The exercise => In the entries below, identify every line with the string "具有煤矿安全标志" and copy it.

Data rows =>
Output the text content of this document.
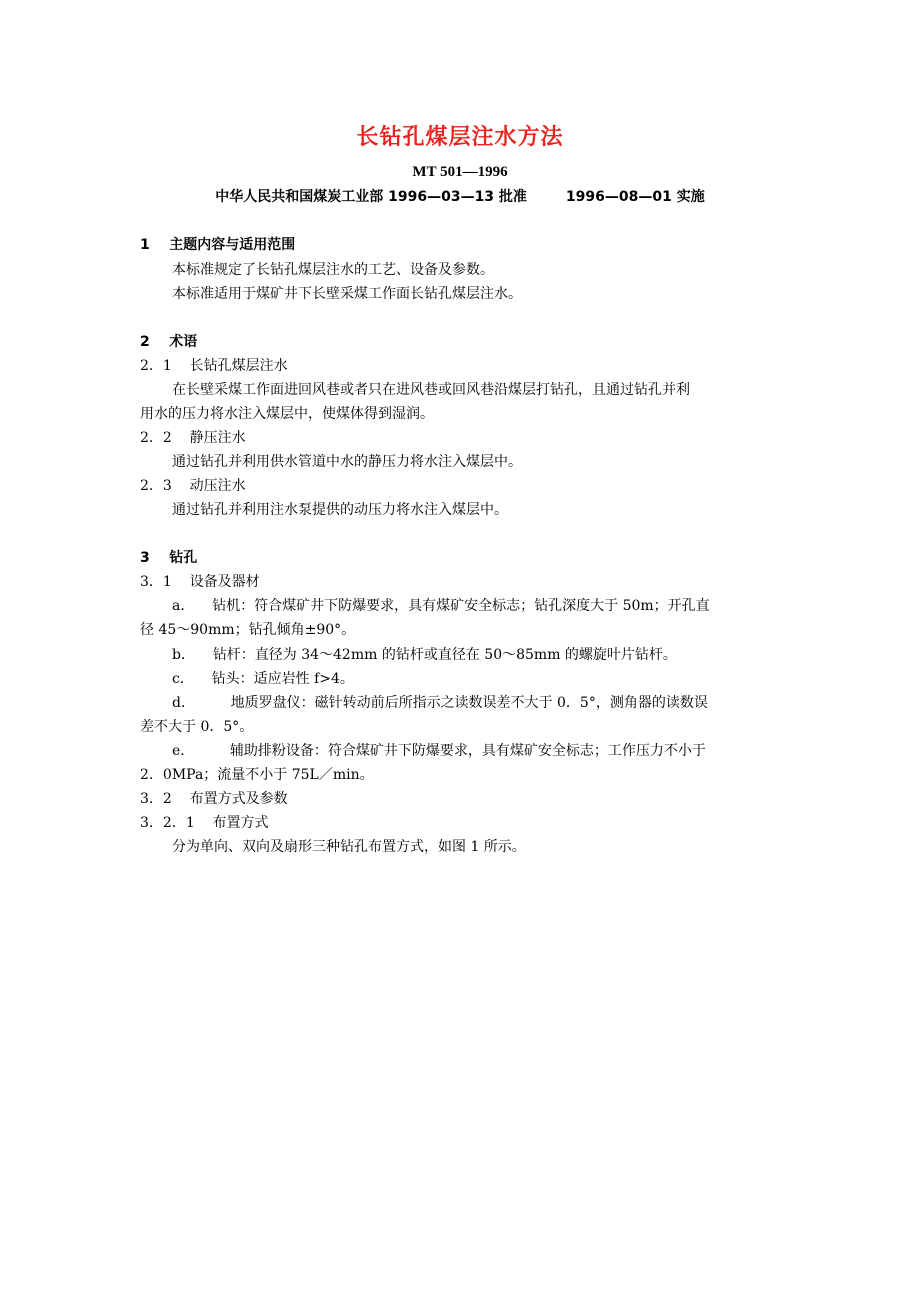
长钻孔煤层注水方法
MT 501—1996
中华人民共和国煤炭工业部 1996—03—13 批准        1996—08—01 实施
1    主题内容与适用范围
本标准规定了长钻孔煤层注水的工艺、设备及参数。
本标准适用于煤矿井下长壁采煤工作面长钻孔煤层注水。
2    术语
2．1    长钻孔煤层注水
在长壁采煤工作面进回风巷或者只在进风巷或回风巷沿煤层打钻孔，且通过钻孔并利
用水的压力将水注入煤层中，使煤体得到湿润。
2．2    静压注水
通过钻孔并利用供水管道中水的静压力将水注入煤层中。
2．3    动压注水
通过钻孔并利用注水泵提供的动压力将水注入煤层中。
3    钻孔
3．1    设备及器材
a．    钻机：符合煤矿井下防爆要求，具有煤矿安全标志；钻孔深度大于 50m；开孔直
径 45～90mm；钻孔倾角±90°。
b．    钻杆：直径为 34～42mm 的钻杆或直径在 50～85mm 的螺旋叶片钻杆。
c．    钻头：适应岩性 f>4。
d．        地质罗盘仪：磁针转动前后所指示之读数误差不大于 0．5°，测角器的读数误
差不大于 0．5°。
e．        辅助排粉设备：符合煤矿井下防爆要求，具有煤矿安全标志；工作压力不小于
2．0MPa；流量不小于 75L／min。
3．2    布置方式及参数
3．2．1    布置方式
分为单向、双向及扇形三种钻孔布置方式，如图 1 所示。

Written answer =>
a．    钻机：符合煤矿井下防爆要求，具有煤矿安全标志；钻孔深度大于 50m；开孔直
e．        辅助排粉设备：符合煤矿井下防爆要求，具有煤矿安全标志；工作压力不小于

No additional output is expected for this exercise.